◆ Do this ◆
Copy the data that follows, character for character, minus the pictures.

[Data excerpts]
·····
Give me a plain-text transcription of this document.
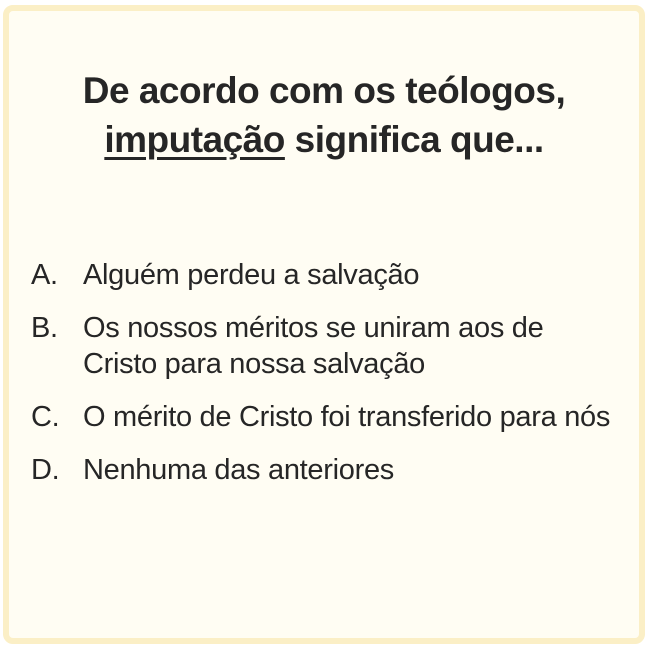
De acordo com os teólogos,
imputação significa que...
A. Alguém perdeu a salvação
B. Os nossos méritos se uniram aos de Cristo para nossa salvação
C. O mérito de Cristo foi transferido para nós
D. Nenhuma das anteriores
·····
◆ Result of this exercise ◆
Give me a plain-text transcription of this document.
De acordo com os teólogos,
imputação significa que...
A. Alguém perdeu a salvação
B. Os nossos méritos se uniram aos de Cristo para nossa salvação
C. O mérito de Cristo foi transferido para nós
D. Nenhuma das anteriores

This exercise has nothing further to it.